## Exercise goal
Determine the number of lines in these entries that hold the word "GmbH". Give the number and nothing more.

begin Exercise materials

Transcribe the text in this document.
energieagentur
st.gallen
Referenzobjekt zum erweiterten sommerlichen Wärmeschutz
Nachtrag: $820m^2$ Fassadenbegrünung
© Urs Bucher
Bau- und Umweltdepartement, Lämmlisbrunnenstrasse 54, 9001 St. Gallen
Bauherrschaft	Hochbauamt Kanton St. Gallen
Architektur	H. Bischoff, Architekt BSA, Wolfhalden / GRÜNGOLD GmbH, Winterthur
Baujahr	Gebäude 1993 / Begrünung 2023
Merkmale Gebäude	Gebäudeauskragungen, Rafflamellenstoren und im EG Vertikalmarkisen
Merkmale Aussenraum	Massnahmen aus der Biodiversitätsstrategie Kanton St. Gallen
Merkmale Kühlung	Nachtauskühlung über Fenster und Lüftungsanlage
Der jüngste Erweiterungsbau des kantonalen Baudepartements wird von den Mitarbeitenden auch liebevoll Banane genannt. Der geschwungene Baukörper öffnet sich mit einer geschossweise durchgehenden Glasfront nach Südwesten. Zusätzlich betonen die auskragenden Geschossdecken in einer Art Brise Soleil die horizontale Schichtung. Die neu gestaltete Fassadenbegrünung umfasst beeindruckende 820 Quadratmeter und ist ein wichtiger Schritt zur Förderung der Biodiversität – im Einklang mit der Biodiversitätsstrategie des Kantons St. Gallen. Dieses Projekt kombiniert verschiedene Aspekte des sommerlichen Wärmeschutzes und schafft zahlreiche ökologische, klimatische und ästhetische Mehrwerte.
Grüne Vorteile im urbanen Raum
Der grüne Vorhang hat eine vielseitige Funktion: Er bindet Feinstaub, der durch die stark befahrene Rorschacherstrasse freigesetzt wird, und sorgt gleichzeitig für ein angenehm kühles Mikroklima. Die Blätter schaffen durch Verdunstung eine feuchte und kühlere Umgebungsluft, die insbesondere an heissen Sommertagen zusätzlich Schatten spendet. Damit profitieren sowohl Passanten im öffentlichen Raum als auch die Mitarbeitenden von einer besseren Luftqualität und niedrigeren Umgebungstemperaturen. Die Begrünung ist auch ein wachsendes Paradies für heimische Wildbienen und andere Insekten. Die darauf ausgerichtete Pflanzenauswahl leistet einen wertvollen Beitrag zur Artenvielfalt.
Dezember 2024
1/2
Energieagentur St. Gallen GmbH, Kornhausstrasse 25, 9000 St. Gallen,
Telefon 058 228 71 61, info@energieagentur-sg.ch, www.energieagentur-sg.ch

end Exercise materials
begin Exercise materials

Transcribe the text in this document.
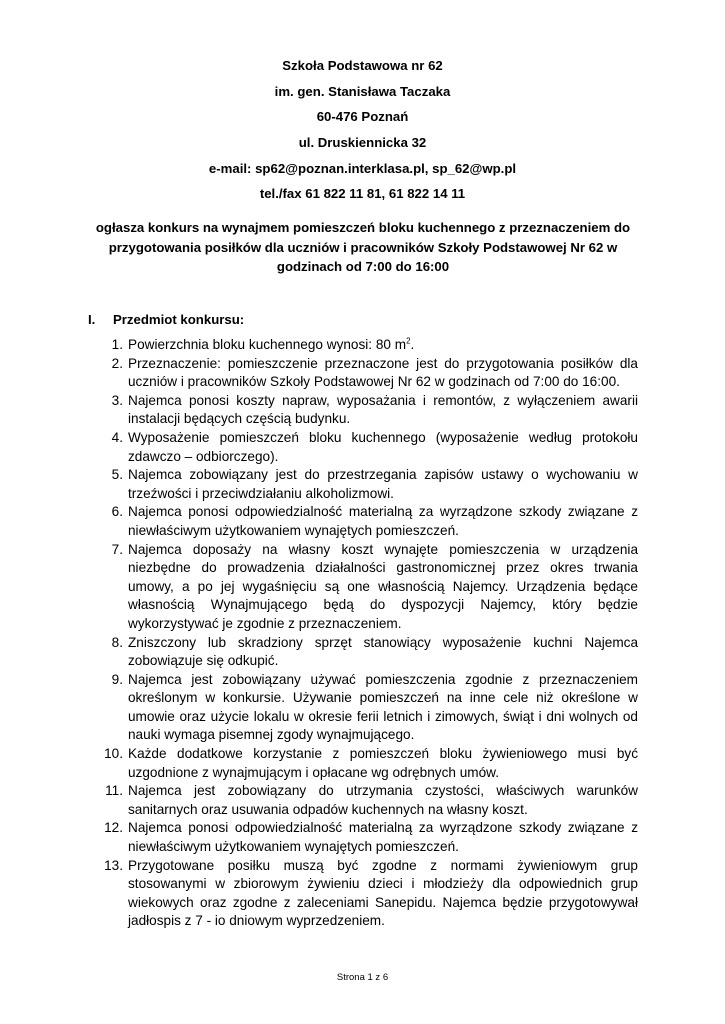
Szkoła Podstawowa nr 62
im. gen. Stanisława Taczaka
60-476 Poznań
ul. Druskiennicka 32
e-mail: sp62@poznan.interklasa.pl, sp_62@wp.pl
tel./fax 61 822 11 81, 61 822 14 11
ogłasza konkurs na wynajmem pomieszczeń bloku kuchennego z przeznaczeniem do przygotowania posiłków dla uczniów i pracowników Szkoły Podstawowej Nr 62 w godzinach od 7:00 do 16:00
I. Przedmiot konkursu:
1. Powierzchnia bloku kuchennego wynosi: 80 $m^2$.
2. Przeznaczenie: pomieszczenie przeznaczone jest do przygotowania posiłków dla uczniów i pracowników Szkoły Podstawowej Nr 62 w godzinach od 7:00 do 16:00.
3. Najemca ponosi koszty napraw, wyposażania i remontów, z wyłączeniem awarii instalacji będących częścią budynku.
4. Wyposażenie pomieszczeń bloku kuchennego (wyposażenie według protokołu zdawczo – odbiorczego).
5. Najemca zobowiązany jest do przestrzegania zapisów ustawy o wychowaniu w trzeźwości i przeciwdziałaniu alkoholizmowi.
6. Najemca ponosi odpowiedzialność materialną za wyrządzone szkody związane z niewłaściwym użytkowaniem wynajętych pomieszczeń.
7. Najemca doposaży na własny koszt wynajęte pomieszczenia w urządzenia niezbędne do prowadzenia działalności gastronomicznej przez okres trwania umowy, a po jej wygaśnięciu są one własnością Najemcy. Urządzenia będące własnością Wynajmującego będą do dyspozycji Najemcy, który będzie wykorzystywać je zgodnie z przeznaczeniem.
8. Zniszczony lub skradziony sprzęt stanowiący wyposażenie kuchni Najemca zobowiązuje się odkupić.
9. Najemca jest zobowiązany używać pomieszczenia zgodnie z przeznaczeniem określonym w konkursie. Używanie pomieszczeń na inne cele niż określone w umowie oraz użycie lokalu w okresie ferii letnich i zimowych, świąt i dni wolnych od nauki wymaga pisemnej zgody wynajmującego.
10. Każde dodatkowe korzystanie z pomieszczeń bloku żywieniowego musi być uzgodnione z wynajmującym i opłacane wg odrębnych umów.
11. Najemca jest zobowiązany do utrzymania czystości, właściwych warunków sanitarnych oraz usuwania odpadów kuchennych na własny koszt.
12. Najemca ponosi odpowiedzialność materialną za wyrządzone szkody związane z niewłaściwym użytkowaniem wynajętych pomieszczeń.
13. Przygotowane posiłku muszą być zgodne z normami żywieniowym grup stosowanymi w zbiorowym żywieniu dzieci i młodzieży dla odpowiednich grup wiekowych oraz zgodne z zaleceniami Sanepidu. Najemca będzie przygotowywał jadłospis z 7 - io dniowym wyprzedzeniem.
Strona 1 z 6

end Exercise materials
begin Exercise materials

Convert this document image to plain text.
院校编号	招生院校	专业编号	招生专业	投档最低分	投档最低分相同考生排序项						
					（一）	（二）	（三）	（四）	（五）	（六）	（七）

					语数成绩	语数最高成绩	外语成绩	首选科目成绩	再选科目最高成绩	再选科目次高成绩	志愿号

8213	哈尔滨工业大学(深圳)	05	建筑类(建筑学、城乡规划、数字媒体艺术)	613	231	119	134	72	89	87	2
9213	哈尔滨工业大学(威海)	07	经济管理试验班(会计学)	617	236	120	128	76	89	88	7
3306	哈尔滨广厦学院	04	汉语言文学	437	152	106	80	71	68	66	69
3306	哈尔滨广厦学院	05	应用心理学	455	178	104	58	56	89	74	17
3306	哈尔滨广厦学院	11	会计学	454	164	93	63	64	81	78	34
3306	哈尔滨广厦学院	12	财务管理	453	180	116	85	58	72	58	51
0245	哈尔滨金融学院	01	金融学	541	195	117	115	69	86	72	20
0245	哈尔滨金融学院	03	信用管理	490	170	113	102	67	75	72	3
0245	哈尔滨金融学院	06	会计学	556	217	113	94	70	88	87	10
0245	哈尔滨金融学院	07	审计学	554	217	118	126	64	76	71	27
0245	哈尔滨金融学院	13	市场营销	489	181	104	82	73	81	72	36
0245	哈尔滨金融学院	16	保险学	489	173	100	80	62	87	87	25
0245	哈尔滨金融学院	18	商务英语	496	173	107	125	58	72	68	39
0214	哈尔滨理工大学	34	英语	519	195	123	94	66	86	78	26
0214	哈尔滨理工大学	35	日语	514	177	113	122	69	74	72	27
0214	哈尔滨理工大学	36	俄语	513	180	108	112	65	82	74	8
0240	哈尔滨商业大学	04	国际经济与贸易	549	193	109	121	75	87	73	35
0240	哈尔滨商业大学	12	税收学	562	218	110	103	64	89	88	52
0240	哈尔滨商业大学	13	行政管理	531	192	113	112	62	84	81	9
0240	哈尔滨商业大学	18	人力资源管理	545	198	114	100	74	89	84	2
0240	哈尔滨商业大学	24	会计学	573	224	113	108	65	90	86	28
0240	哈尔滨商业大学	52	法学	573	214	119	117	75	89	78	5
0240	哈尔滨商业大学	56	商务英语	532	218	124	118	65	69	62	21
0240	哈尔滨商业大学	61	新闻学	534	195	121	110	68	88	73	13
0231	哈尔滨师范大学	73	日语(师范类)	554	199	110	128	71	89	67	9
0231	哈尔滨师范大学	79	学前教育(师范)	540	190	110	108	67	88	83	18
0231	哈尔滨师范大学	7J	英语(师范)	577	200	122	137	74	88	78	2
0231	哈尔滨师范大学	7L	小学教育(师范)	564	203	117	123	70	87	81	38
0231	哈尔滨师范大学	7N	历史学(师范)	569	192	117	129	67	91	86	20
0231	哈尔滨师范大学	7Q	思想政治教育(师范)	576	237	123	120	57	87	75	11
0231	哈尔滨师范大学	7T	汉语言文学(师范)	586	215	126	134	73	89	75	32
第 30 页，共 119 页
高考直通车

end Exercise materials

## Answer to the task
2